* Directions: Go through the data below. List every line that holds the word "token".

* Given information:

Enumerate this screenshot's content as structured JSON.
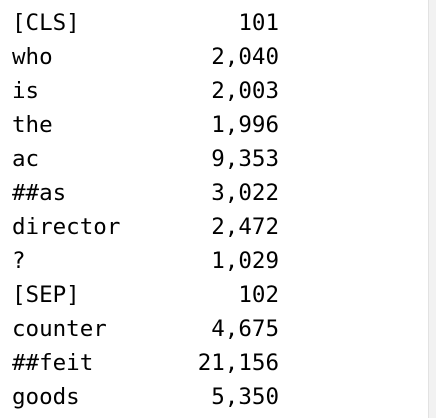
{
  "output": {
    "rows": [
      {
        "token": "[CLS]",
        "id": "101"
      },
      {
        "token": "who",
        "id": "2,040"
      },
      {
        "token": "is",
        "id": "2,003"
      },
      {
        "token": "the",
        "id": "1,996"
      },
      {
        "token": "ac",
        "id": "9,353"
      },
      {
        "token": "##as",
        "id": "3,022"
      },
      {
        "token": "director",
        "id": "2,472"
      },
      {
        "token": "?",
        "id": "1,029"
      },
      {
        "token": "[SEP]",
        "id": "102"
      },
      {
        "token": "counter",
        "id": "4,675"
      },
      {
        "token": "##feit",
        "id": "21,156"
      },
      {
        "token": "goods",
        "id": "5,350"
      }
    ]
  }
}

* Solved problem:
        "token": "[CLS]",
        "token": "who",
        "token": "is",
        "token": "the",
        "token": "ac",
        "token": "##as",
        "token": "director",
        "token": "?",
        "token": "[SEP]",
        "token": "counter",
        "token": "##feit",
        "token": "goods",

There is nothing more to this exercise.